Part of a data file
** Start **
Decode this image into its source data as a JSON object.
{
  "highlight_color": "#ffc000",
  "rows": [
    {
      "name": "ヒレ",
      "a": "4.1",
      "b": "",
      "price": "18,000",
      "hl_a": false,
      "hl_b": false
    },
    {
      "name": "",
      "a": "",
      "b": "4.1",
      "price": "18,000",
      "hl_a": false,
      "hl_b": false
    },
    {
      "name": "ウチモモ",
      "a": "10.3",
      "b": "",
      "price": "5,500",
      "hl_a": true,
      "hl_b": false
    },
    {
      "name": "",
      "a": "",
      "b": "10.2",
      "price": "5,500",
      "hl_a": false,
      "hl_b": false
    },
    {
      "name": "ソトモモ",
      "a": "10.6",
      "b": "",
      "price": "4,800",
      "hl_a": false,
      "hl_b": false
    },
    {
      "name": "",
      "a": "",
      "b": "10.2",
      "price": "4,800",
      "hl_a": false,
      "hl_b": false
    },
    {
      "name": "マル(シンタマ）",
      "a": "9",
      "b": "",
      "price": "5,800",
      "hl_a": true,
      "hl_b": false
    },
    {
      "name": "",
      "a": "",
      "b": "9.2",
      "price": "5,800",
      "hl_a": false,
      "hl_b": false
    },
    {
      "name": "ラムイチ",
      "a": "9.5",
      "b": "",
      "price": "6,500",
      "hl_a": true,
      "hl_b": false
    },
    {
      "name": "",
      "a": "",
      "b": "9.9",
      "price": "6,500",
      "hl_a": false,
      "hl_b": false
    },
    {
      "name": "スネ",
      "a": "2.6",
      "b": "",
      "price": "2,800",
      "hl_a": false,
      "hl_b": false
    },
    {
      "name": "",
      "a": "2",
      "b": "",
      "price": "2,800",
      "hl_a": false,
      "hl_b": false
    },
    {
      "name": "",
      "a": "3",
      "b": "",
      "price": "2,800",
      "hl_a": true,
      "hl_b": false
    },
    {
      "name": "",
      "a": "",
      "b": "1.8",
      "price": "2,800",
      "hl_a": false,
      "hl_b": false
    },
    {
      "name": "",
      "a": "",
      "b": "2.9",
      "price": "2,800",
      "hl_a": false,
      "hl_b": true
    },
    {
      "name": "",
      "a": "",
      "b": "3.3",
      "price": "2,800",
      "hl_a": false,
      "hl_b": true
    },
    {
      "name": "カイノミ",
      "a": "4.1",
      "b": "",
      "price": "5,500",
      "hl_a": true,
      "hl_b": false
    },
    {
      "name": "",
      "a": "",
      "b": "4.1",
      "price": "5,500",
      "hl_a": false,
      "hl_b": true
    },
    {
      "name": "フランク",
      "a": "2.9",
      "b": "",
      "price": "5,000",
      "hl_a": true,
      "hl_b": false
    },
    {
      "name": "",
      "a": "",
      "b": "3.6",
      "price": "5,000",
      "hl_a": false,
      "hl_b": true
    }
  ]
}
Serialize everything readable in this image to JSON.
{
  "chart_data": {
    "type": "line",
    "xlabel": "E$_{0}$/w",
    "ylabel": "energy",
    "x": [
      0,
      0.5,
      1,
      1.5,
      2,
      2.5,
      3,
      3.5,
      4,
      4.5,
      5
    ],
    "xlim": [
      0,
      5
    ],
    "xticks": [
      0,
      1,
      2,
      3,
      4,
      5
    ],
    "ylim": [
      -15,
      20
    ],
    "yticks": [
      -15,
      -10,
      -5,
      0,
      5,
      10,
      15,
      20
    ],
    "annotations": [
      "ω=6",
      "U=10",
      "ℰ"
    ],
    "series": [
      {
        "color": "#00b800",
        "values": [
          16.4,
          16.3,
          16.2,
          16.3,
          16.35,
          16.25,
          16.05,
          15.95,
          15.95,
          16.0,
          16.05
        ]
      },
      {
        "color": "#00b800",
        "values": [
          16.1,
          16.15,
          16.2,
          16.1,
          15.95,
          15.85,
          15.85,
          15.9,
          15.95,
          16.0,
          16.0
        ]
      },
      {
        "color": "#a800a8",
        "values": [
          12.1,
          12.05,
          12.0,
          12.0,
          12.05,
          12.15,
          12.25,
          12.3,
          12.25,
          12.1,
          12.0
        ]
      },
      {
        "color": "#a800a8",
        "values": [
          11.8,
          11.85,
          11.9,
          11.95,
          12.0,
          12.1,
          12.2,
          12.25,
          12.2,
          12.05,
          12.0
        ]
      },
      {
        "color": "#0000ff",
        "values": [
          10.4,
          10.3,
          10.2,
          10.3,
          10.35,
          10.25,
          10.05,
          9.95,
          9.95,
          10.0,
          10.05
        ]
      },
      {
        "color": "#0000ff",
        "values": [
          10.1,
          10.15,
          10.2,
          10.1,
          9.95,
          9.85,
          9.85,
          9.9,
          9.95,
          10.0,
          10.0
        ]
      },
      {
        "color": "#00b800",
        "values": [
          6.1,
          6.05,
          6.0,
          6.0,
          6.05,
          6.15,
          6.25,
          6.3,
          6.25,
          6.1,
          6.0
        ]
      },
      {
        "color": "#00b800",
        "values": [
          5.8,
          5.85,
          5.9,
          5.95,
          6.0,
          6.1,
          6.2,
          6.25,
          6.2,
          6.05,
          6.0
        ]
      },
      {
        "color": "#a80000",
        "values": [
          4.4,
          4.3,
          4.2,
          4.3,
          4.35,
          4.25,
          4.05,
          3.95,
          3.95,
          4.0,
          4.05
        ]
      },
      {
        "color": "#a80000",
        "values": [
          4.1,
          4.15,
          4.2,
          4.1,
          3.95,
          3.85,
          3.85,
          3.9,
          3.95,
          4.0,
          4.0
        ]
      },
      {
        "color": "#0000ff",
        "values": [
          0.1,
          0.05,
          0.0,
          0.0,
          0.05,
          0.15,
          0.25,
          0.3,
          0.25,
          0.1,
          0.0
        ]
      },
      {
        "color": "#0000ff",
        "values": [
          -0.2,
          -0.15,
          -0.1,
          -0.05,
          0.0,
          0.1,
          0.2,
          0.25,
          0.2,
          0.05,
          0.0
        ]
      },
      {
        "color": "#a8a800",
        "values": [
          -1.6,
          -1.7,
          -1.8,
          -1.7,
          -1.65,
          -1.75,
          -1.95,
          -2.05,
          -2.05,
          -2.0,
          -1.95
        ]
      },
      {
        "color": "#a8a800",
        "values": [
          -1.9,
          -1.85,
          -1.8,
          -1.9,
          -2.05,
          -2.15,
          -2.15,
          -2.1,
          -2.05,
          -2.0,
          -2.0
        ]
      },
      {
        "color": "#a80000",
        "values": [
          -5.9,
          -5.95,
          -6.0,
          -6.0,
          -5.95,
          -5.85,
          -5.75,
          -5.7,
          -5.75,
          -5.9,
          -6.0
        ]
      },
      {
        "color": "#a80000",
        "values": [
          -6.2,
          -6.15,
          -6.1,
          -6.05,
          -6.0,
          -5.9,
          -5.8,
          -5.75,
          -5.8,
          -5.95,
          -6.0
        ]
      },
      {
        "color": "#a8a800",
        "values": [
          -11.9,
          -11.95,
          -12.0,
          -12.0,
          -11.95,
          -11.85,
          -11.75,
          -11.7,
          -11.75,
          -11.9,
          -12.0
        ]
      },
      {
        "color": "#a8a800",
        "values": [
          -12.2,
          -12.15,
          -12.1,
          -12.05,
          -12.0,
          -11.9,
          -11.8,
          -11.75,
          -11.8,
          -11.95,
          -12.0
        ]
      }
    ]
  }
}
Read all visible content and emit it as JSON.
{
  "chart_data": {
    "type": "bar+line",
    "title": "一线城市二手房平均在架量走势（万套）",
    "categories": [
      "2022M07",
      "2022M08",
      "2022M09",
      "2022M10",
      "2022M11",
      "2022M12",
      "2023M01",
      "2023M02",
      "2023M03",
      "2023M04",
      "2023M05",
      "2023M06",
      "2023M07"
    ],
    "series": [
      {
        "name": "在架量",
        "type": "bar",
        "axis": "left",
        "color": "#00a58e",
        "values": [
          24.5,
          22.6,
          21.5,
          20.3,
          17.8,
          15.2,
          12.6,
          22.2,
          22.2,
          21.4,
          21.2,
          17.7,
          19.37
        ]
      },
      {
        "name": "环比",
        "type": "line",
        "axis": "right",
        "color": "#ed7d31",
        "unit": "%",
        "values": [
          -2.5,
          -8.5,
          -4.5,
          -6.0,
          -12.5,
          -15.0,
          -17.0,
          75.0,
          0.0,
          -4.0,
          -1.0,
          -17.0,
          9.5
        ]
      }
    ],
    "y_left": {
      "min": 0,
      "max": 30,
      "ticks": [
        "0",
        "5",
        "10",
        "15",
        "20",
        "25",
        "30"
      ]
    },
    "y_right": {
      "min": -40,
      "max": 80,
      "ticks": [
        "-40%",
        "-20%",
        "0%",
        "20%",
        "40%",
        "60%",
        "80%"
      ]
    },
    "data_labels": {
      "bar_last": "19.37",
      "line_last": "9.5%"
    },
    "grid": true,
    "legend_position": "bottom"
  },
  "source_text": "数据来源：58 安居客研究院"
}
** End **
Filter the data for the string "image" and copy every line that has it.

→ EXPECTED ANSWER
Decode this image into its source data as a JSON object.
Serialize everything readable in this image to JSON.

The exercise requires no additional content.